Write out the whole listing exactly as it stands.

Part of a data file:
--------------------------------

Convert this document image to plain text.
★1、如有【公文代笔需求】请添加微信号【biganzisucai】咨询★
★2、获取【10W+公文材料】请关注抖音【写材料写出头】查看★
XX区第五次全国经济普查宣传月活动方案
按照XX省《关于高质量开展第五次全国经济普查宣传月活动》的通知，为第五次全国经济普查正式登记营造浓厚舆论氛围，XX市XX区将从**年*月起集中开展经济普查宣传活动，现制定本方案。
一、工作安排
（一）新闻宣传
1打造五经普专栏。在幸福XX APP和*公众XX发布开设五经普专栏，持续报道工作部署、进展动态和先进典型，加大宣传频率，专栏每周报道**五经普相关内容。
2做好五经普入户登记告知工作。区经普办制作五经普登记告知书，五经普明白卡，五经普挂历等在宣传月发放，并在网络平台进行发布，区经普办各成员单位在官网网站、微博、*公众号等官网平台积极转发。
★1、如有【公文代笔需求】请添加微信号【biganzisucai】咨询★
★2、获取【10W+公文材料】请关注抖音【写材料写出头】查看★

--------------------------------

• [Solution to the problem]:
Convert this document image to plain text.
★1、如有【公文代笔需求】请添加微信号【biganzisucai】咨询★
★2、获取【10W+公文材料】请关注抖音【写材料写出头】查看★
XX区第五次全国经济普查宣传月活动方案
按照XX省《关于高质量开展第五次全国经济普查宣传月活动》的通知，为第五次全国经济普查正式登记营造浓厚舆论氛围，XX市XX区将从**年*月起集中开展经济普查宣传活动，现制定本方案。
一、工作安排
（一）新闻宣传
1打造五经普专栏。在幸福XX APP和*公众XX发布开设五经普专栏，持续报道工作部署、进展动态和先进典型，加大宣传频率，专栏每周报道**五经普相关内容。
2做好五经普入户登记告知工作。区经普办制作五经普登记告知书，五经普明白卡，五经普挂历等在宣传月发放，并在网络平台进行发布，区经普办各成员单位在官网网站、微博、*公众号等官网平台积极转发。
★1、如有【公文代笔需求】请添加微信号【biganzisucai】咨询★
★2、获取【10W+公文材料】请关注抖音【写材料写出头】查看★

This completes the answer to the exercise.